(Figure data in JSON)
============================================================

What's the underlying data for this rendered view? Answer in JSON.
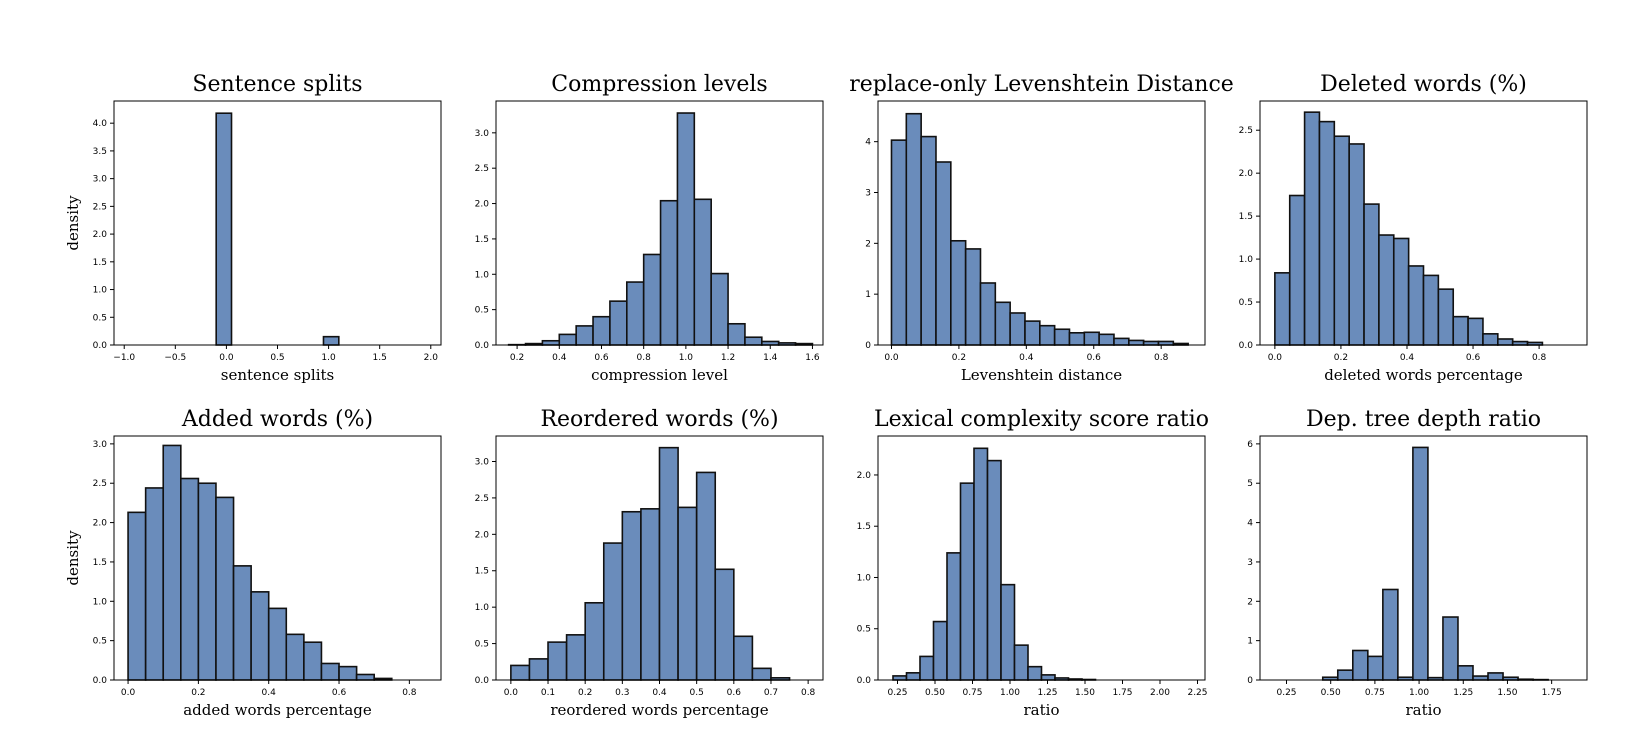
{
  "figure": {
    "bar_color": "#6a8cbb",
    "edge_color": "#111111"
  },
  "chart_data": [
    {
      "type": "bar",
      "title": "Sentence splits",
      "xlabel": "sentence splits",
      "ylabel": "density",
      "xlim": [
        -1.1,
        2.1
      ],
      "ylim": [
        0,
        4.4
      ],
      "xticks": [
        -1.0,
        -0.5,
        0.0,
        0.5,
        1.0,
        1.5,
        2.0
      ],
      "xtick_labels": [
        "−1.0",
        "−0.5",
        "0.0",
        "0.5",
        "1.0",
        "1.5",
        "2.0"
      ],
      "yticks": [
        0,
        0.5,
        1.0,
        1.5,
        2.0,
        2.5,
        3.0,
        3.5,
        4.0
      ],
      "ytick_labels": [
        "0.0",
        "0.5",
        "1.0",
        "1.5",
        "2.0",
        "2.5",
        "3.0",
        "3.5",
        "4.0"
      ],
      "bin_edges": [
        -1.0,
        -0.85,
        -0.7,
        -0.55,
        -0.4,
        -0.25,
        -0.1,
        0.05,
        0.2,
        0.35,
        0.5,
        0.65,
        0.8,
        0.95,
        1.1,
        1.25,
        1.4,
        1.55,
        1.7,
        1.85,
        2.0
      ],
      "bin_edges_note": "",
      "values": [
        0,
        0,
        0,
        0,
        0,
        0,
        4.18,
        0,
        0,
        0,
        0,
        0,
        0,
        0.15,
        0,
        0,
        0,
        0,
        0,
        0
      ]
    },
    {
      "type": "bar",
      "title": "Compression levels",
      "xlabel": "compression level",
      "ylabel": "",
      "xlim": [
        0.1,
        1.65
      ],
      "ylim": [
        0,
        3.45
      ],
      "xticks": [
        0.2,
        0.4,
        0.6,
        0.8,
        1.0,
        1.2,
        1.4,
        1.6
      ],
      "xtick_labels": [
        "0.2",
        "0.4",
        "0.6",
        "0.8",
        "1.0",
        "1.2",
        "1.4",
        "1.6"
      ],
      "yticks": [
        0,
        0.5,
        1.0,
        1.5,
        2.0,
        2.5,
        3.0
      ],
      "ytick_labels": [
        "0.0",
        "0.5",
        "1.0",
        "1.5",
        "2.0",
        "2.5",
        "3.0"
      ],
      "bin_edges": [
        0.16,
        0.24,
        0.32,
        0.4,
        0.48,
        0.56,
        0.64,
        0.72,
        0.8,
        0.88,
        0.96,
        1.04,
        1.12,
        1.2,
        1.28,
        1.36,
        1.44,
        1.52,
        1.6
      ],
      "values": [
        0.005,
        0.02,
        0.06,
        0.15,
        0.27,
        0.4,
        0.62,
        0.89,
        1.28,
        2.04,
        3.28,
        2.06,
        1.01,
        0.3,
        0.11,
        0.05,
        0.03,
        0.02
      ]
    },
    {
      "type": "bar",
      "title": "replace-only Levenshtein Distance",
      "xlabel": "Levenshtein distance",
      "ylabel": "",
      "xlim": [
        -0.04,
        0.93
      ],
      "ylim": [
        0,
        4.8
      ],
      "xticks": [
        0.0,
        0.2,
        0.4,
        0.6,
        0.8
      ],
      "xtick_labels": [
        "0.0",
        "0.2",
        "0.4",
        "0.6",
        "0.8"
      ],
      "yticks": [
        0,
        1,
        2,
        3,
        4
      ],
      "ytick_labels": [
        "0",
        "1",
        "2",
        "3",
        "4"
      ],
      "bin_edges": [
        0.0,
        0.044,
        0.088,
        0.132,
        0.176,
        0.22,
        0.264,
        0.308,
        0.352,
        0.396,
        0.44,
        0.484,
        0.528,
        0.572,
        0.616,
        0.66,
        0.704,
        0.748,
        0.792,
        0.836,
        0.88
      ],
      "values": [
        4.03,
        4.55,
        4.1,
        3.6,
        2.05,
        1.89,
        1.22,
        0.84,
        0.63,
        0.47,
        0.38,
        0.31,
        0.24,
        0.25,
        0.21,
        0.13,
        0.09,
        0.07,
        0.07,
        0.03
      ]
    },
    {
      "type": "bar",
      "title": "Deleted words (%)",
      "xlabel": "deleted words percentage",
      "ylabel": "",
      "xlim": [
        -0.045,
        0.945
      ],
      "ylim": [
        0,
        2.84
      ],
      "xticks": [
        0.0,
        0.2,
        0.4,
        0.6,
        0.8
      ],
      "xtick_labels": [
        "0.0",
        "0.2",
        "0.4",
        "0.6",
        "0.8"
      ],
      "yticks": [
        0,
        0.5,
        1.0,
        1.5,
        2.0,
        2.5
      ],
      "ytick_labels": [
        "0.0",
        "0.5",
        "1.0",
        "1.5",
        "2.0",
        "2.5"
      ],
      "bin_edges": [
        0.0,
        0.045,
        0.09,
        0.135,
        0.18,
        0.225,
        0.27,
        0.315,
        0.36,
        0.405,
        0.45,
        0.495,
        0.54,
        0.585,
        0.63,
        0.675,
        0.72,
        0.765,
        0.81,
        0.855,
        0.9
      ],
      "values": [
        0.84,
        1.74,
        2.71,
        2.6,
        2.43,
        2.34,
        1.64,
        1.28,
        1.24,
        0.92,
        0.81,
        0.65,
        0.33,
        0.31,
        0.13,
        0.07,
        0.04,
        0.03,
        0,
        0
      ]
    },
    {
      "type": "bar",
      "title": "Added words (%)",
      "xlabel": "added words percentage",
      "ylabel": "density",
      "xlim": [
        -0.04,
        0.89
      ],
      "ylim": [
        0,
        3.1
      ],
      "xticks": [
        0.0,
        0.2,
        0.4,
        0.6,
        0.8
      ],
      "xtick_labels": [
        "0.0",
        "0.2",
        "0.4",
        "0.6",
        "0.8"
      ],
      "yticks": [
        0,
        0.5,
        1.0,
        1.5,
        2.0,
        2.5,
        3.0
      ],
      "ytick_labels": [
        "0.0",
        "0.5",
        "1.0",
        "1.5",
        "2.0",
        "2.5",
        "3.0"
      ],
      "bin_edges": [
        0.0,
        0.05,
        0.1,
        0.15,
        0.2,
        0.25,
        0.3,
        0.35,
        0.4,
        0.45,
        0.5,
        0.55,
        0.6,
        0.65,
        0.7,
        0.75,
        0.8,
        0.85
      ],
      "values": [
        2.13,
        2.44,
        2.98,
        2.56,
        2.5,
        2.32,
        1.45,
        1.12,
        0.91,
        0.58,
        0.48,
        0.21,
        0.17,
        0.07,
        0.02,
        0,
        0
      ]
    },
    {
      "type": "bar",
      "title": "Reordered words (%)",
      "xlabel": "reordered words percentage",
      "ylabel": "",
      "xlim": [
        -0.04,
        0.84
      ],
      "ylim": [
        0,
        3.35
      ],
      "xticks": [
        0.0,
        0.1,
        0.2,
        0.3,
        0.4,
        0.5,
        0.6,
        0.7,
        0.8
      ],
      "xtick_labels": [
        "0.0",
        "0.1",
        "0.2",
        "0.3",
        "0.4",
        "0.5",
        "0.6",
        "0.7",
        "0.8"
      ],
      "yticks": [
        0,
        0.5,
        1.0,
        1.5,
        2.0,
        2.5,
        3.0
      ],
      "ytick_labels": [
        "0.0",
        "0.5",
        "1.0",
        "1.5",
        "2.0",
        "2.5",
        "3.0"
      ],
      "bin_edges": [
        0.0,
        0.05,
        0.1,
        0.15,
        0.2,
        0.25,
        0.3,
        0.35,
        0.4,
        0.45,
        0.5,
        0.55,
        0.6,
        0.65,
        0.7,
        0.75,
        0.8
      ],
      "values": [
        0.2,
        0.29,
        0.52,
        0.62,
        1.06,
        1.88,
        2.31,
        2.35,
        3.19,
        2.37,
        2.85,
        1.52,
        0.6,
        0.16,
        0.03,
        0,
        0
      ]
    },
    {
      "type": "bar",
      "title": "Lexical complexity score ratio",
      "xlabel": "ratio",
      "ylabel": "",
      "xlim": [
        0.12,
        2.3
      ],
      "ylim": [
        0,
        2.38
      ],
      "xticks": [
        0.25,
        0.5,
        0.75,
        1.0,
        1.25,
        1.5,
        1.75,
        2.0,
        2.25
      ],
      "xtick_labels": [
        "0.25",
        "0.50",
        "0.75",
        "1.00",
        "1.25",
        "1.50",
        "1.75",
        "2.00",
        "2.25"
      ],
      "yticks": [
        0,
        0.5,
        1.0,
        1.5,
        2.0
      ],
      "ytick_labels": [
        "0.0",
        "0.5",
        "1.0",
        "1.5",
        "2.0"
      ],
      "bin_edges": [
        0.22,
        0.31,
        0.4,
        0.49,
        0.58,
        0.67,
        0.76,
        0.85,
        0.94,
        1.03,
        1.12,
        1.21,
        1.3,
        1.39,
        1.48,
        1.57,
        1.66,
        1.75,
        1.84,
        1.93,
        2.02,
        2.11,
        2.2
      ],
      "values": [
        0.04,
        0.07,
        0.23,
        0.57,
        1.24,
        1.92,
        2.26,
        2.14,
        0.93,
        0.34,
        0.13,
        0.05,
        0.02,
        0.01,
        0.005,
        0,
        0,
        0,
        0,
        0,
        0,
        0
      ]
    },
    {
      "type": "bar",
      "title": "Dep. tree depth ratio",
      "xlabel": "ratio",
      "ylabel": "",
      "xlim": [
        0.1,
        1.95
      ],
      "ylim": [
        0,
        6.2
      ],
      "xticks": [
        0.25,
        0.5,
        0.75,
        1.0,
        1.25,
        1.5,
        1.75
      ],
      "xtick_labels": [
        "0.25",
        "0.50",
        "0.75",
        "1.00",
        "1.25",
        "1.50",
        "1.75"
      ],
      "yticks": [
        0,
        1,
        2,
        3,
        4,
        5,
        6
      ],
      "ytick_labels": [
        "0",
        "1",
        "2",
        "3",
        "4",
        "5",
        "6"
      ],
      "bin_edges": [
        0.2,
        0.285,
        0.37,
        0.455,
        0.54,
        0.625,
        0.71,
        0.795,
        0.88,
        0.965,
        1.05,
        1.135,
        1.22,
        1.305,
        1.39,
        1.475,
        1.56,
        1.645,
        1.73,
        1.815
      ],
      "values": [
        0,
        0,
        0,
        0.07,
        0.25,
        0.75,
        0.6,
        2.3,
        0.07,
        5.91,
        0.06,
        1.6,
        0.36,
        0.1,
        0.18,
        0.07,
        0.02,
        0.01,
        0
      ]
    }
  ]
}
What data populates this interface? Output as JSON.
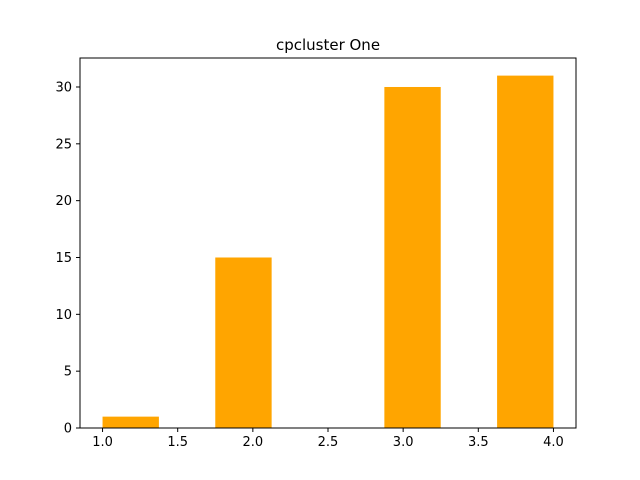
{
  "chart_data": {
    "type": "bar",
    "title": "cpcluster One",
    "xlabel": "",
    "ylabel": "",
    "bar_color": "#ffa500",
    "grid": false,
    "legend": "none",
    "xlim": [
      0.85,
      4.15
    ],
    "ylim": [
      0,
      32.55
    ],
    "bars": [
      {
        "x0": 1.0,
        "x1": 1.375,
        "value": 1
      },
      {
        "x0": 1.75,
        "x1": 2.125,
        "value": 15
      },
      {
        "x0": 2.875,
        "x1": 3.25,
        "value": 30
      },
      {
        "x0": 3.625,
        "x1": 4.0,
        "value": 31
      }
    ],
    "x_ticks": [
      {
        "value": 1.0,
        "label": "1.0"
      },
      {
        "value": 1.5,
        "label": "1.5"
      },
      {
        "value": 2.0,
        "label": "2.0"
      },
      {
        "value": 2.5,
        "label": "2.5"
      },
      {
        "value": 3.0,
        "label": "3.0"
      },
      {
        "value": 3.5,
        "label": "3.5"
      },
      {
        "value": 4.0,
        "label": "4.0"
      }
    ],
    "y_ticks": [
      {
        "value": 0,
        "label": "0"
      },
      {
        "value": 5,
        "label": "5"
      },
      {
        "value": 10,
        "label": "10"
      },
      {
        "value": 15,
        "label": "15"
      },
      {
        "value": 20,
        "label": "20"
      },
      {
        "value": 25,
        "label": "25"
      },
      {
        "value": 30,
        "label": "30"
      }
    ]
  }
}
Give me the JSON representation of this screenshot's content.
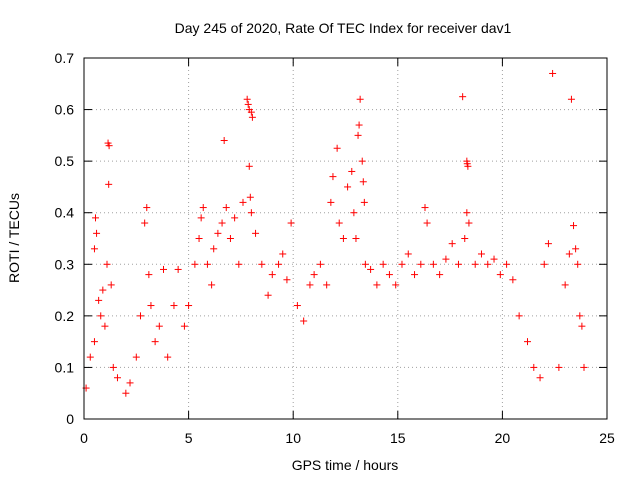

============================================================

### EXERCISE OBJECTIVE
From the data, pick out every line that includes "words".

### FULL RESPONSE
      "title": "Deleted words (%)",
      "xlabel": "deleted words percentage",
      "title": "Added words (%)",
      "xlabel": "added words percentage",
      "title": "Reordered words (%)",
      "xlabel": "reordered words percentage",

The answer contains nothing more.